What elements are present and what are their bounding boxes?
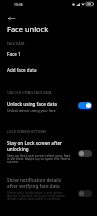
staticText: Unlock using face data <box>7 101 57 107</box>
button[interactable]: Face 1 <box>0 46 97 60</box>
staticText: Face 1 <box>7 51 21 57</box>
staticText: FACE DATA <box>7 41 25 46</box>
staticText: Show notification details after verifyin… <box>7 177 62 189</box>
button[interactable]: Show notification details after verifyin… <box>0 164 97 201</box>
button[interactable]: Back <box>5 12 17 24</box>
staticText: Stay on the Lock screen after your face … <box>7 153 73 164</box>
staticText: LOCK SCREEN OPTIONS <box>7 129 47 134</box>
button[interactable]: Unlock using face data <box>0 95 97 113</box>
button[interactable]: Toggle <box>78 150 92 157</box>
staticText: Add face data <box>7 67 37 73</box>
staticText: Stay on Lock screen after unlocking <box>7 140 63 152</box>
staticText: Unlock device using your face <box>7 108 56 113</box>
button[interactable]: Toggle <box>78 102 92 109</box>
button[interactable]: Add face data <box>0 60 97 76</box>
staticText: UNLOCK USING FACE DATA <box>7 90 52 95</box>
staticText: Face unlock <box>7 24 49 34</box>
staticText: Show only notification icons when device… <box>7 190 73 201</box>
button[interactable]: Stay on Lock screen after unlocking <box>0 134 97 164</box>
button[interactable]: Toggle <box>78 190 92 197</box>
staticText: 19:36 <box>14 2 23 7</box>
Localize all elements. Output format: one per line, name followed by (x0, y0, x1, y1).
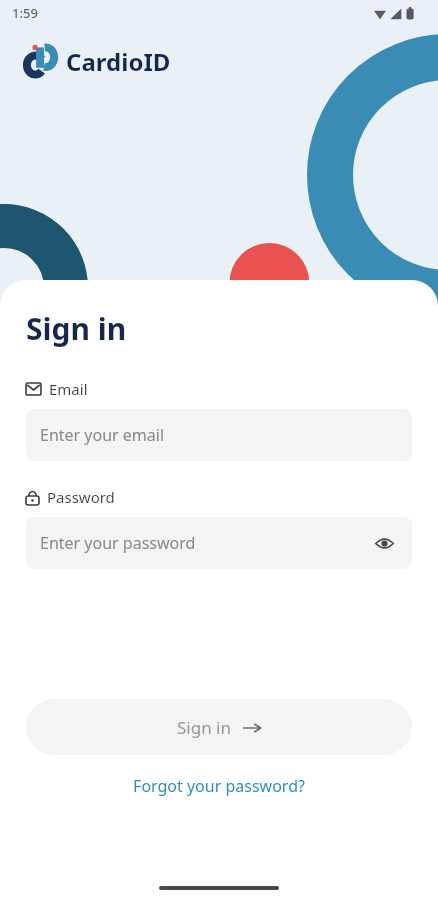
button[interactable]: Enter your password (26, 517, 412, 569)
staticText: CardioID (66, 45, 171, 78)
staticText: Password (47, 487, 115, 507)
staticText: Email (49, 379, 88, 399)
staticText: Sign in (177, 716, 231, 739)
button[interactable]: Forgot your password? (26, 769, 412, 803)
staticText: Enter your email (40, 424, 165, 446)
button[interactable]: Sign in (26, 699, 412, 755)
staticText: Enter your password (40, 532, 196, 554)
staticText: Sign in (26, 308, 127, 349)
button[interactable]: Enter your email (26, 409, 412, 461)
button[interactable]: Show password (370, 529, 398, 557)
staticText: 1:59 (12, 4, 38, 22)
staticText: Forgot your password? (133, 775, 305, 797)
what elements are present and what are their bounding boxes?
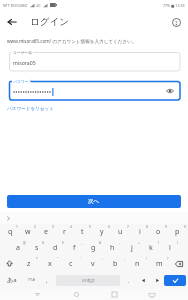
staticText: q xyxy=(8,227,13,237)
button[interactable]: Back xyxy=(30,289,44,300)
button[interactable]: More suggestions xyxy=(4,214,13,223)
button[interactable]: i xyxy=(130,225,149,238)
staticText: ? xyxy=(167,257,169,261)
staticText: ! xyxy=(146,257,147,261)
button[interactable]: e xyxy=(37,225,55,238)
staticText: _ xyxy=(81,241,83,245)
button[interactable]: x xyxy=(39,257,60,270)
staticText: ' xyxy=(80,257,81,261)
staticText: 0 xyxy=(184,225,186,229)
staticText: ログイン xyxy=(30,16,69,28)
button[interactable]: f xyxy=(65,241,84,254)
button[interactable]: 次へ xyxy=(7,195,181,208)
button[interactable]: v xyxy=(82,257,104,270)
staticText: & xyxy=(99,241,102,245)
staticText: 9 xyxy=(165,225,167,229)
staticText: www.misora65.com/ のアカウント情報を入力してください。 xyxy=(7,38,137,44)
staticText: x xyxy=(48,259,52,269)
staticText: # xyxy=(42,241,45,245)
staticText: g xyxy=(91,243,96,253)
staticText: t xyxy=(81,227,84,237)
button[interactable]: m xyxy=(148,257,170,270)
staticText: 2 xyxy=(34,225,36,229)
button[interactable]: g xyxy=(84,241,103,254)
button[interactable]: Switch language xyxy=(2,273,22,287)
button[interactable]: b xyxy=(104,257,126,270)
button[interactable]: q xyxy=(1,225,19,238)
staticText: 4G xyxy=(36,3,41,8)
staticText: z xyxy=(27,259,31,269)
button[interactable]: k xyxy=(141,241,160,254)
button[interactable]: o xyxy=(149,225,168,238)
staticText: y xyxy=(100,227,104,237)
staticText: k xyxy=(149,243,153,253)
staticText: 日本語 xyxy=(82,278,95,283)
staticText: - xyxy=(119,241,121,245)
button[interactable]: Symbols xyxy=(22,273,40,287)
staticText: w xyxy=(25,227,31,237)
staticText: : xyxy=(102,257,103,261)
staticText: ?1# xyxy=(28,277,35,283)
button[interactable]: Hide keyboard xyxy=(145,289,159,300)
staticText: " xyxy=(57,257,59,261)
button[interactable]: h xyxy=(103,241,122,254)
staticText: 8 xyxy=(146,225,148,229)
staticText: r xyxy=(63,227,66,237)
button[interactable]: c xyxy=(60,257,82,270)
button[interactable]: Recent apps xyxy=(107,289,121,300)
staticText: i xyxy=(139,227,141,237)
button[interactable]: r xyxy=(55,225,73,238)
staticText: パスワードをリセット xyxy=(7,106,54,112)
staticText: 77% ■ 12:33 xyxy=(163,3,185,8)
button[interactable]: Move cursor left xyxy=(136,273,150,287)
staticText: 5 xyxy=(89,225,91,229)
button[interactable]: w xyxy=(19,225,37,238)
button[interactable]: Shift xyxy=(0,257,18,270)
button[interactable]: Show password xyxy=(164,85,176,97)
button[interactable]: p xyxy=(168,225,187,238)
staticText: v xyxy=(91,259,95,269)
staticText: e xyxy=(44,227,48,237)
staticText: ; xyxy=(124,257,125,261)
button[interactable]: n xyxy=(126,257,148,270)
button[interactable]: . xyxy=(122,273,136,287)
button[interactable]: Back xyxy=(0,10,24,34)
staticText: @ xyxy=(23,241,26,245)
button[interactable]: Confirm xyxy=(164,275,186,286)
button[interactable]: l xyxy=(160,241,179,254)
button[interactable]: Help xyxy=(164,10,188,34)
staticText: l xyxy=(169,243,171,253)
button[interactable]: u xyxy=(111,225,130,238)
staticText: NTT DOCOMO xyxy=(3,3,28,8)
button[interactable]: s xyxy=(27,241,46,254)
staticText: misora05 xyxy=(13,59,36,66)
staticText: j xyxy=(131,243,133,253)
button[interactable]: Home xyxy=(69,289,83,300)
button[interactable]: z xyxy=(18,257,39,270)
button[interactable]: , xyxy=(40,273,54,287)
staticText: $ xyxy=(62,241,64,245)
button[interactable]: j xyxy=(122,241,141,254)
button[interactable]: d xyxy=(46,241,65,254)
button[interactable]: Move cursor right xyxy=(150,273,164,287)
staticText: あa xyxy=(7,276,17,284)
staticText: 次へ xyxy=(88,198,100,205)
button[interactable]: 日本語 xyxy=(56,275,120,286)
staticText: a xyxy=(16,243,20,253)
button[interactable]: Backspace xyxy=(170,257,188,270)
staticText: * xyxy=(36,257,38,261)
button[interactable]: a xyxy=(9,241,27,254)
staticText: 7 xyxy=(127,225,129,229)
staticText: n xyxy=(135,259,140,269)
staticText: m xyxy=(156,259,163,269)
staticText: ) xyxy=(177,241,178,245)
button[interactable]: t xyxy=(73,225,92,238)
staticText: , xyxy=(46,277,48,284)
staticText: 1 xyxy=(16,225,18,229)
staticText: s xyxy=(35,243,39,253)
staticText: h xyxy=(110,243,115,253)
button[interactable]: パスワードをリセット xyxy=(7,105,54,113)
button[interactable]: y xyxy=(92,225,111,238)
staticText: d xyxy=(53,243,58,253)
staticText: 3 xyxy=(52,225,54,229)
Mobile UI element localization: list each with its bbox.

================================

- _Written task_
Turn the data above into a numbered list with one line per item, skipping blank lines and leaving out the pictures.

- _The solution_
1. What elements are present and what are their bounding boxes?
2. staticText: Unlock using face data <box>7 101 57 107</box>
3. button[interactable]: Face 1 <box>0 46 97 60</box>
4. staticText: Face 1 <box>7 51 21 57</box>
5. staticText: FACE DATA <box>7 41 25 46</box>
6. staticText: Show notification details after verifyin… <box>7 177 62 189</box>
7. button[interactable]: Show notification details after verifyin… <box>0 164 97 201</box>
8. button[interactable]: Back <box>5 12 17 24</box>
9. staticText: Stay on the Lock screen after your face … <box>7 153 73 164</box>
10. staticText: LOCK SCREEN OPTIONS <box>7 129 47 134</box>
11. button[interactable]: Unlock using face data <box>0 95 97 113</box>
12. button[interactable]: Toggle <box>78 150 92 157</box>
13. staticText: Add face data <box>7 67 37 73</box>
14. staticText: Stay on Lock screen after unlocking <box>7 140 63 152</box>
15. staticText: Unlock device using your face <box>7 108 56 113</box>
16. button[interactable]: Toggle <box>78 102 92 109</box>
17. button[interactable]: Add face data <box>0 60 97 76</box>
18. staticText: UNLOCK USING FACE DATA <box>7 90 52 95</box>
19. staticText: Face unlock <box>7 24 49 34</box>
20. staticText: Show only notification icons when device… <box>7 190 73 201</box>
21. button[interactable]: Stay on Lock screen after unlocking <box>0 134 97 164</box>
22. button[interactable]: Toggle <box>78 190 92 197</box>
23. staticText: 19:36 <box>14 2 23 7</box>
24. Localize all elements. Output format: one per line, name followed by (x0, y0, x1, y1).
25. button[interactable]: Enter your password (26, 517, 412, 569)
26. staticText: CardioID (66, 45, 171, 78)
27. staticText: Password (47, 487, 115, 507)
28. staticText: Email (49, 379, 88, 399)
29. staticText: Sign in (177, 716, 231, 739)
30. button[interactable]: Forgot your password? (26, 769, 412, 803)
31. staticText: Enter your email (40, 424, 165, 446)
32. button[interactable]: Sign in (26, 699, 412, 755)
33. staticText: Enter your password (40, 532, 196, 554)
34. staticText: Sign in (26, 308, 127, 349)
35. button[interactable]: Enter your email (26, 409, 412, 461)
36. button[interactable]: Show password (370, 529, 398, 557)
37. staticText: 1:59 (12, 4, 38, 22)
38. staticText: Forgot your password? (133, 775, 305, 797)
39. what elements are present and what are their bounding boxes?
40. staticText: q xyxy=(8,227,13,237)
41. button[interactable]: Back xyxy=(30,289,44,300)
42. button[interactable]: More suggestions xyxy=(4,214,13,223)
43. button[interactable]: i xyxy=(130,225,149,238)
44. staticText: ? xyxy=(167,257,169,261)
45. staticText: ! xyxy=(146,257,147,261)
46. button[interactable]: e xyxy=(37,225,55,238)
47. staticText: _ xyxy=(81,241,83,245)
48. button[interactable]: x xyxy=(39,257,60,270)
49. staticText: ' xyxy=(80,257,81,261)
50. staticText: 0 xyxy=(184,225,186,229)
51. staticText: ログイン xyxy=(30,16,69,28)
52. button[interactable]: f xyxy=(65,241,84,254)
53. button[interactable]: 次へ xyxy=(7,195,181,208)
54. button[interactable]: v xyxy=(82,257,104,270)
55. staticText: & xyxy=(99,241,102,245)
56. staticText: 9 xyxy=(165,225,167,229)
57. staticText: www.misora65.com/ のアカウント情報を入力してください。 xyxy=(7,38,137,44)
58. staticText: x xyxy=(48,259,52,269)
59. staticText: # xyxy=(42,241,45,245)
60. staticText: g xyxy=(91,243,96,253)
61. staticText: t xyxy=(81,227,84,237)
62. button[interactable]: m xyxy=(148,257,170,270)
63. staticText: 2 xyxy=(34,225,36,229)
64. button[interactable]: g xyxy=(84,241,103,254)
65. button[interactable]: Switch language xyxy=(2,273,22,287)
66. button[interactable]: b xyxy=(104,257,126,270)
67. button[interactable]: q xyxy=(1,225,19,238)
68. staticText: 4G xyxy=(36,3,41,8)
69. staticText: z xyxy=(27,259,31,269)
70. button[interactable]: k xyxy=(141,241,160,254)
71. button[interactable]: o xyxy=(149,225,168,238)
72. staticText: y xyxy=(100,227,104,237)
73. staticText: k xyxy=(149,243,153,253)
74. staticText: 日本語 xyxy=(82,278,95,283)
75. staticText: - xyxy=(119,241,121,245)
76. button[interactable]: Symbols xyxy=(22,273,40,287)
77. staticText: w xyxy=(25,227,31,237)
78. staticText: : xyxy=(102,257,103,261)
79. staticText: ?1# xyxy=(28,277,35,283)
80. button[interactable]: Hide keyboard xyxy=(145,289,159,300)
81. staticText: " xyxy=(57,257,59,261)
82. button[interactable]: h xyxy=(103,241,122,254)
83. staticText: 8 xyxy=(146,225,148,229)
84. staticText: r xyxy=(63,227,66,237)
85. button[interactable]: c xyxy=(60,257,82,270)
86. button[interactable]: Recent apps xyxy=(107,289,121,300)
87. staticText: i xyxy=(139,227,141,237)
88. button[interactable]: r xyxy=(55,225,73,238)
89. staticText: パスワードをリセット xyxy=(7,106,54,112)
90. staticText: 77% ■ 12:33 xyxy=(163,3,185,8)
91. button[interactable]: Move cursor left xyxy=(136,273,150,287)
92. staticText: 5 xyxy=(89,225,91,229)
93. button[interactable]: w xyxy=(19,225,37,238)
94. button[interactable]: Shift xyxy=(0,257,18,270)
95. button[interactable]: Show password xyxy=(164,85,176,97)
96. button[interactable]: p xyxy=(168,225,187,238)
97. staticText: v xyxy=(91,259,95,269)
98. staticText: e xyxy=(44,227,48,237)
99. staticText: ; xyxy=(124,257,125,261)
100. button[interactable]: n xyxy=(126,257,148,270)
101. button[interactable]: . xyxy=(122,273,136,287)
102. button[interactable]: Back xyxy=(0,10,24,34)
103. staticText: @ xyxy=(23,241,26,245)
104. button[interactable]: Confirm xyxy=(164,275,186,286)
105. button[interactable]: l xyxy=(160,241,179,254)
106. button[interactable]: Help xyxy=(164,10,188,34)
107. staticText: l xyxy=(169,243,171,253)
108. button[interactable]: u xyxy=(111,225,130,238)
109. staticText: NTT DOCOMO xyxy=(3,3,28,8)
110. button[interactable]: s xyxy=(27,241,46,254)
111. staticText: misora05 xyxy=(13,59,36,66)
112. staticText: j xyxy=(131,243,133,253)
113. button[interactable]: Home xyxy=(69,289,83,300)
114. button[interactable]: z xyxy=(18,257,39,270)
115. button[interactable]: , xyxy=(40,273,54,287)
116. staticText: $ xyxy=(62,241,64,245)
117. button[interactable]: j xyxy=(122,241,141,254)
118. button[interactable]: d xyxy=(46,241,65,254)
119. button[interactable]: Move cursor right xyxy=(150,273,164,287)
120. staticText: あa xyxy=(7,276,17,284)
121. staticText: 次へ xyxy=(88,198,100,205)
122. button[interactable]: 日本語 xyxy=(56,275,120,286)
123. staticText: a xyxy=(16,243,20,253)
124. button[interactable]: Backspace xyxy=(170,257,188,270)
125. staticText: * xyxy=(36,257,38,261)
126. button[interactable]: a xyxy=(9,241,27,254)
127. staticText: 7 xyxy=(127,225,129,229)
128. staticText: n xyxy=(135,259,140,269)
129. staticText: m xyxy=(156,259,163,269)
130. staticText: ) xyxy=(177,241,178,245)
131. button[interactable]: t xyxy=(73,225,92,238)
132. staticText: , xyxy=(46,277,48,284)
133. staticText: 1 xyxy=(16,225,18,229)
134. staticText: s xyxy=(35,243,39,253)
135. staticText: h xyxy=(110,243,115,253)
136. button[interactable]: パスワードをリセット xyxy=(7,105,54,113)
137. button[interactable]: y xyxy=(92,225,111,238)
138. staticText: d xyxy=(53,243,58,253)
139. staticText: 3 xyxy=(52,225,54,229)
140. Mobile UI element localization: list each with its bbox.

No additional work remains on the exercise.